● **Do this**: The complete listing should be restated exactly.

────────

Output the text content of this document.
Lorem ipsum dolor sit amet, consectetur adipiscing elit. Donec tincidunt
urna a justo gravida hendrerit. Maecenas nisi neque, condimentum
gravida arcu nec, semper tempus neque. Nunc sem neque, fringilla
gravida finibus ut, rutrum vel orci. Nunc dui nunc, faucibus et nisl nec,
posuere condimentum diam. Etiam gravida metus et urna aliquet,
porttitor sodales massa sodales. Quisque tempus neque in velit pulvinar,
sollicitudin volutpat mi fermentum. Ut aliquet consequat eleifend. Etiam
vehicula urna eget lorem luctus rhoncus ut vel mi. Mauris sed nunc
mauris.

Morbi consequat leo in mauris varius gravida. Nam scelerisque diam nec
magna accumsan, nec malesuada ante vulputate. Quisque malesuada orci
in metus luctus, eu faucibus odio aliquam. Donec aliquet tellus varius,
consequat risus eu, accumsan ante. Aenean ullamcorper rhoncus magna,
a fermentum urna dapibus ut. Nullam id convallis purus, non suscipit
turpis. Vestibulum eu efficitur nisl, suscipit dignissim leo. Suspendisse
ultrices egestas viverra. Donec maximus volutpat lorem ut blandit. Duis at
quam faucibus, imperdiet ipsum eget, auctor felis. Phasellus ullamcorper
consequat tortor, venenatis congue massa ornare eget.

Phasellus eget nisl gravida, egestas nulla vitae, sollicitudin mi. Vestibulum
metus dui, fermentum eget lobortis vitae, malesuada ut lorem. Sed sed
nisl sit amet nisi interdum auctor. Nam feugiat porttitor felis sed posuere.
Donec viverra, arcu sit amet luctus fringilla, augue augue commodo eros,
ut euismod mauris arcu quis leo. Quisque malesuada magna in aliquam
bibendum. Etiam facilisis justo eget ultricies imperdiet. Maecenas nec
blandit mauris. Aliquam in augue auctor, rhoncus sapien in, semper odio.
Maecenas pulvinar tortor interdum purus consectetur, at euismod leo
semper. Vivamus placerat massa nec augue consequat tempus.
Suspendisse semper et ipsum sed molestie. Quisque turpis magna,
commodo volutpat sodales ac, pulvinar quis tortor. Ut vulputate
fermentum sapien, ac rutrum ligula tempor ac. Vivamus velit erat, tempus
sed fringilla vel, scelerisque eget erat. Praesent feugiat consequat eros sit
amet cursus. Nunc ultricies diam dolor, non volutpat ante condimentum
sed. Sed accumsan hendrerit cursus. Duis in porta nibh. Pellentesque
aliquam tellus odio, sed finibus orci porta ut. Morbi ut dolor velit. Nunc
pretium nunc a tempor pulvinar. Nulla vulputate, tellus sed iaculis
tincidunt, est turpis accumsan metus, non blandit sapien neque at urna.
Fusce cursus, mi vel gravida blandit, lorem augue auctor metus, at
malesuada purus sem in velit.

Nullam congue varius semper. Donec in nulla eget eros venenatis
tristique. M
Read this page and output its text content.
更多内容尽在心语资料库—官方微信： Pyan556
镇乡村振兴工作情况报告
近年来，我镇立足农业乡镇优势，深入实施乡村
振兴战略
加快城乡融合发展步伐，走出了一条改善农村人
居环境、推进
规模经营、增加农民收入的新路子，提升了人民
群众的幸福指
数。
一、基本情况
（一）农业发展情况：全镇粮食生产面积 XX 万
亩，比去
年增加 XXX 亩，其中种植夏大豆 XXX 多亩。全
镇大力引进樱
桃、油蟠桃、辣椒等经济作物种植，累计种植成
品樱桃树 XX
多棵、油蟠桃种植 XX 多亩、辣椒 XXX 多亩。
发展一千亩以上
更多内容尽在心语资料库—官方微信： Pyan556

────────

● **Task solution**:
Output the text content of this document.
Lorem ipsum dolor sit amet, consectetur adipiscing elit. Donec tincidunt
urna a justo gravida hendrerit. Maecenas nisi neque, condimentum
gravida arcu nec, semper tempus neque. Nunc sem neque, fringilla
gravida finibus ut, rutrum vel orci. Nunc dui nunc, faucibus et nisl nec,
posuere condimentum diam. Etiam gravida metus et urna aliquet,
porttitor sodales massa sodales. Quisque tempus neque in velit pulvinar,
sollicitudin volutpat mi fermentum. Ut aliquet consequat eleifend. Etiam
vehicula urna eget lorem luctus rhoncus ut vel mi. Mauris sed nunc
mauris.

Morbi consequat leo in mauris varius gravida. Nam scelerisque diam nec
magna accumsan, nec malesuada ante vulputate. Quisque malesuada orci
in metus luctus, eu faucibus odio aliquam. Donec aliquet tellus varius,
consequat risus eu, accumsan ante. Aenean ullamcorper rhoncus magna,
a fermentum urna dapibus ut. Nullam id convallis purus, non suscipit
turpis. Vestibulum eu efficitur nisl, suscipit dignissim leo. Suspendisse
ultrices egestas viverra. Donec maximus volutpat lorem ut blandit. Duis at
quam faucibus, imperdiet ipsum eget, auctor felis. Phasellus ullamcorper
consequat tortor, venenatis congue massa ornare eget.

Phasellus eget nisl gravida, egestas nulla vitae, sollicitudin mi. Vestibulum
metus dui, fermentum eget lobortis vitae, malesuada ut lorem. Sed sed
nisl sit amet nisi interdum auctor. Nam feugiat porttitor felis sed posuere.
Donec viverra, arcu sit amet luctus fringilla, augue augue commodo eros,
ut euismod mauris arcu quis leo. Quisque malesuada magna in aliquam
bibendum. Etiam facilisis justo eget ultricies imperdiet. Maecenas nec
blandit mauris. Aliquam in augue auctor, rhoncus sapien in, semper odio.
Maecenas pulvinar tortor interdum purus consectetur, at euismod leo
semper. Vivamus placerat massa nec augue consequat tempus.
Suspendisse semper et ipsum sed molestie. Quisque turpis magna,
commodo volutpat sodales ac, pulvinar quis tortor. Ut vulputate
fermentum sapien, ac rutrum ligula tempor ac. Vivamus velit erat, tempus
sed fringilla vel, scelerisque eget erat. Praesent feugiat consequat eros sit
amet cursus. Nunc ultricies diam dolor, non volutpat ante condimentum
sed. Sed accumsan hendrerit cursus. Duis in porta nibh. Pellentesque
aliquam tellus odio, sed finibus orci porta ut. Morbi ut dolor velit. Nunc
pretium nunc a tempor pulvinar. Nulla vulputate, tellus sed iaculis
tincidunt, est turpis accumsan metus, non blandit sapien neque at urna.
Fusce cursus, mi vel gravida blandit, lorem augue auctor metus, at
malesuada purus sem in velit.

Nullam congue varius semper. Donec in nulla eget eros venenatis
tristique. M
Read this page and output its text content.
更多内容尽在心语资料库—官方微信： Pyan556
镇乡村振兴工作情况报告
近年来，我镇立足农业乡镇优势，深入实施乡村
振兴战略
加快城乡融合发展步伐，走出了一条改善农村人
居环境、推进
规模经营、增加农民收入的新路子，提升了人民
群众的幸福指
数。
一、基本情况
（一）农业发展情况：全镇粮食生产面积 XX 万
亩，比去
年增加 XXX 亩，其中种植夏大豆 XXX 多亩。全
镇大力引进樱
桃、油蟠桃、辣椒等经济作物种植，累计种植成
品樱桃树 XX
多棵、油蟠桃种植 XX 多亩、辣椒 XXX 多亩。
发展一千亩以上
更多内容尽在心语资料库—官方微信： Pyan556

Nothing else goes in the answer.